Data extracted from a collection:
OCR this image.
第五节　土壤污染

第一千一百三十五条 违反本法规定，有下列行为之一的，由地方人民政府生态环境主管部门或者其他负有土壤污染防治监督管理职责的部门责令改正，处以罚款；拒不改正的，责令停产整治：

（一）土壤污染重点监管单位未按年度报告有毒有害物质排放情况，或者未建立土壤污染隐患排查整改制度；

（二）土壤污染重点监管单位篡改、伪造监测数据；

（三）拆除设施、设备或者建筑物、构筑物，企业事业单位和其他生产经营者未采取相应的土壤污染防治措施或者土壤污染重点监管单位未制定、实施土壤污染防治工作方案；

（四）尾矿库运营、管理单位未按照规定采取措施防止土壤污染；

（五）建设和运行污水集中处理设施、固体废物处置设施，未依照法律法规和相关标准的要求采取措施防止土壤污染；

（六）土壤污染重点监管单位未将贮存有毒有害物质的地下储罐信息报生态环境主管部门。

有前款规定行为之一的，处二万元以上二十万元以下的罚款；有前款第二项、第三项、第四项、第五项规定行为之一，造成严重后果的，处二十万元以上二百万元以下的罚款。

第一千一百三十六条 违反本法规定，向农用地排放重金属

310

...

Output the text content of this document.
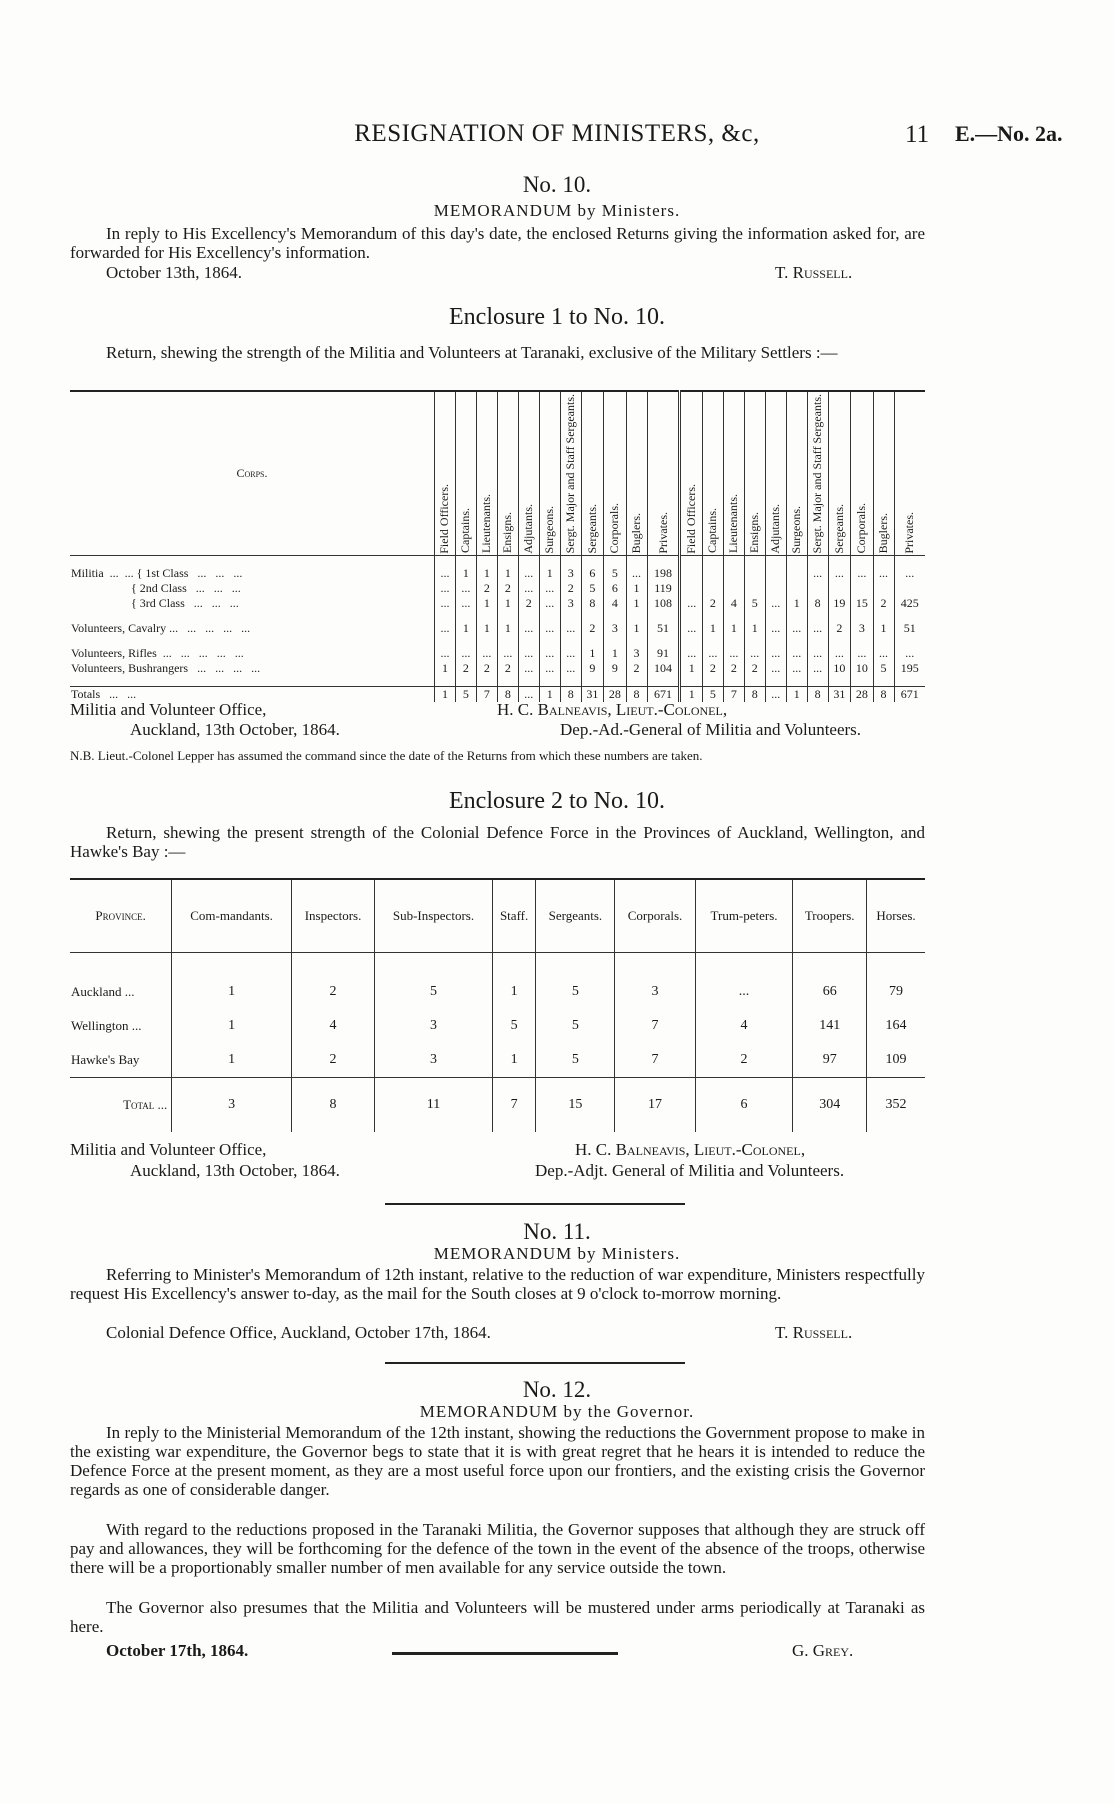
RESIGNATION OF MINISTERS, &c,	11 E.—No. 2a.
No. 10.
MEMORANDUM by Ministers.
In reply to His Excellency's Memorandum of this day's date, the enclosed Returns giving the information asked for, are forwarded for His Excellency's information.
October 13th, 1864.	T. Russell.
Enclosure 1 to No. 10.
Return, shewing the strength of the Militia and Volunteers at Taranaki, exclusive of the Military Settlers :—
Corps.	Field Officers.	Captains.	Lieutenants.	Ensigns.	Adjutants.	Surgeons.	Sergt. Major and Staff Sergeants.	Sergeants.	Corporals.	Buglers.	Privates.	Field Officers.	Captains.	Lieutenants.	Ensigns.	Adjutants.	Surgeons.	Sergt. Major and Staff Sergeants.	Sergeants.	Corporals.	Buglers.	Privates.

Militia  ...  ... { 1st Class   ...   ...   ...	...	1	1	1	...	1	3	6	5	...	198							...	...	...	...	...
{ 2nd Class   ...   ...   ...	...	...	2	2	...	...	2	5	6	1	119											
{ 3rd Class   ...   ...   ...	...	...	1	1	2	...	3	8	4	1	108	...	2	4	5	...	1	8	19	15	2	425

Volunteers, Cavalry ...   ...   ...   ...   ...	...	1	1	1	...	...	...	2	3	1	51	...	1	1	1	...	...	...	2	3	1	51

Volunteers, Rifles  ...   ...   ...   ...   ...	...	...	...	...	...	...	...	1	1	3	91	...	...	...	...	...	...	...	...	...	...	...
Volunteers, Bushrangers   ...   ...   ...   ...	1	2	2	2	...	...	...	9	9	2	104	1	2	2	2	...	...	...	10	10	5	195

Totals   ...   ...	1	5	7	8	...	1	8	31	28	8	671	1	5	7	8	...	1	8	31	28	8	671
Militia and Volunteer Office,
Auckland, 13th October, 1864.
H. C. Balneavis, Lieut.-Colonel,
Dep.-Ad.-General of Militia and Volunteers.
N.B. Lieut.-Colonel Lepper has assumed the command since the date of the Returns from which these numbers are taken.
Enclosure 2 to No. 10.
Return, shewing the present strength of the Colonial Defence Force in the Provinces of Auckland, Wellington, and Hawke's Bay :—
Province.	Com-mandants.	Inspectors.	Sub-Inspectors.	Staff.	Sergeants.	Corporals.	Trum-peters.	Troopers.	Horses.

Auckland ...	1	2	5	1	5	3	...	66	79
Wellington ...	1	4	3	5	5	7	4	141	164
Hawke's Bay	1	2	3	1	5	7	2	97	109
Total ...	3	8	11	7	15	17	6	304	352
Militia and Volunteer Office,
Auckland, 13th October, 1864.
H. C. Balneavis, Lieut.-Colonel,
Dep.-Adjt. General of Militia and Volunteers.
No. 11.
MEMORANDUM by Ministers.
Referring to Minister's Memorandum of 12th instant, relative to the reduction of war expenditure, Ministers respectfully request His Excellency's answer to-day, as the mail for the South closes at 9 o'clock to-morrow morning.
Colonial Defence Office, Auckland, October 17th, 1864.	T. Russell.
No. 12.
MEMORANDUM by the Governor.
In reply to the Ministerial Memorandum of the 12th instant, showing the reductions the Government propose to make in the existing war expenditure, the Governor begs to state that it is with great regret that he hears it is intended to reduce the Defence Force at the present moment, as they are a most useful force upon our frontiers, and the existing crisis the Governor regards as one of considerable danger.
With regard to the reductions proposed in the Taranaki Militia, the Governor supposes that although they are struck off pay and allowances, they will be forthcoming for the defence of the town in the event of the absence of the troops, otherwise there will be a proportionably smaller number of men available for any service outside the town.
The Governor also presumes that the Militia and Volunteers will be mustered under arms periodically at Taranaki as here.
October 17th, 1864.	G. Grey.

> CHALLENGE
Using the listing above, show each line holding the string "shewing".

> RIGHT ANSWER
Return, shewing the strength of the Militia and Volunteers at Taranaki, exclusive of the Military Settlers :—
Return, shewing the present strength of the Colonial Defence Force in the Provinces of Auckland, Wellington, and Hawke's Bay :—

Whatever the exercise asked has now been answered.